Short task:
Return all entries precisely as they stand, without the images.

Records to use:

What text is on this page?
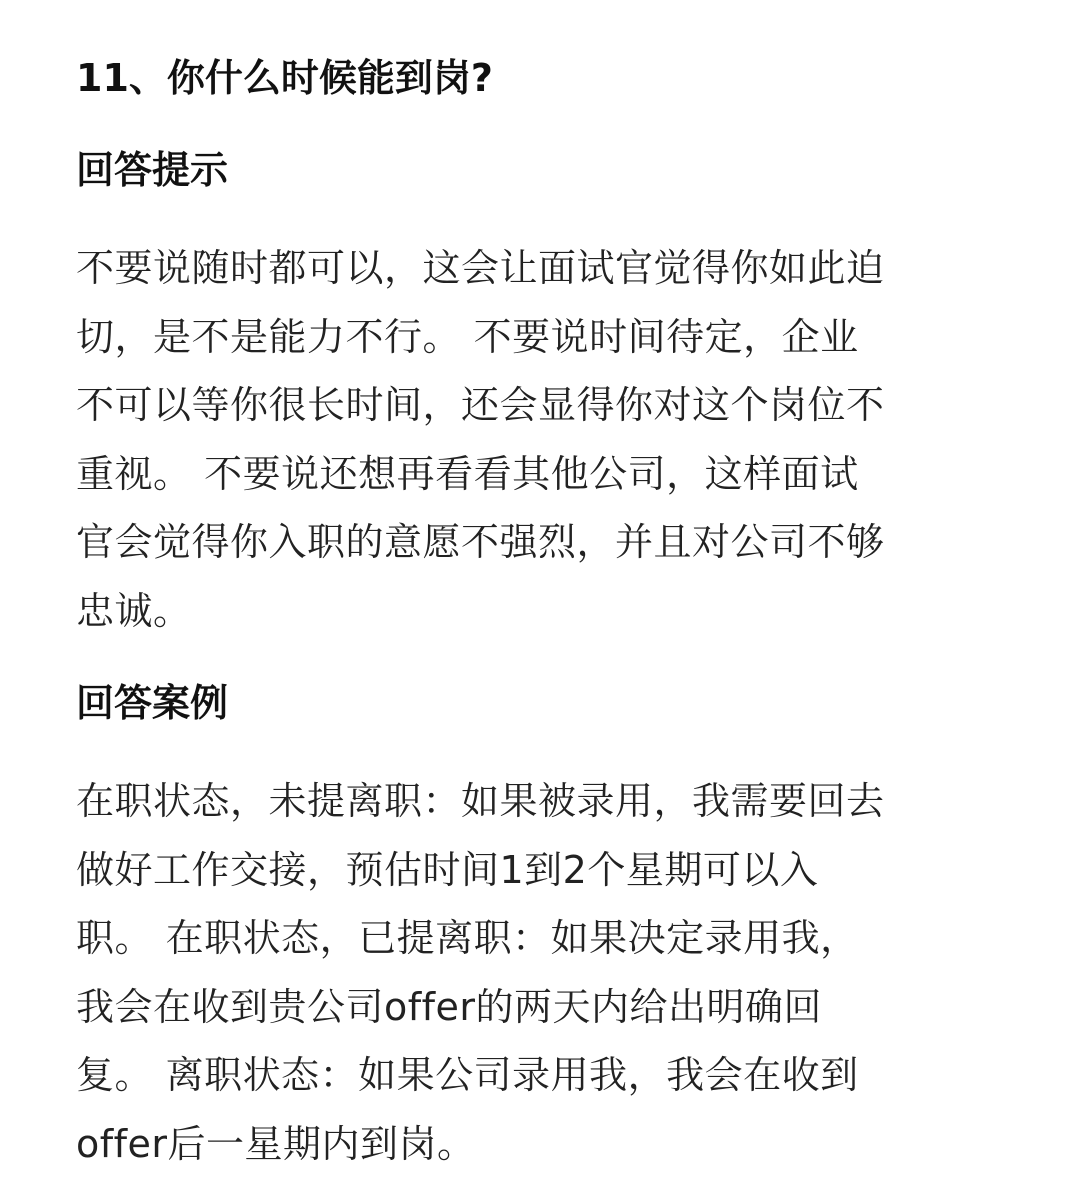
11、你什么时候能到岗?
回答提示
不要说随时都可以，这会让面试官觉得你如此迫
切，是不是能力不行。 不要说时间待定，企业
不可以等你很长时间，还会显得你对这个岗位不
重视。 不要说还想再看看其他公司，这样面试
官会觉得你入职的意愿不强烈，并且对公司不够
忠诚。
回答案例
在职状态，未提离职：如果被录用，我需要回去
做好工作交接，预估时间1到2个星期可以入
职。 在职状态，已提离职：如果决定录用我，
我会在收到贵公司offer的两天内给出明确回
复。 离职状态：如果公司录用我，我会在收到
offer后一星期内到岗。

Answer for this exercise:
What text is on this page?
11、你什么时候能到岗?
回答提示
不要说随时都可以，这会让面试官觉得你如此迫
切，是不是能力不行。 不要说时间待定，企业
不可以等你很长时间，还会显得你对这个岗位不
重视。 不要说还想再看看其他公司，这样面试
官会觉得你入职的意愿不强烈，并且对公司不够
忠诚。
回答案例
在职状态，未提离职：如果被录用，我需要回去
做好工作交接，预估时间1到2个星期可以入
职。 在职状态，已提离职：如果决定录用我，
我会在收到贵公司offer的两天内给出明确回
复。 离职状态：如果公司录用我，我会在收到
offer后一星期内到岗。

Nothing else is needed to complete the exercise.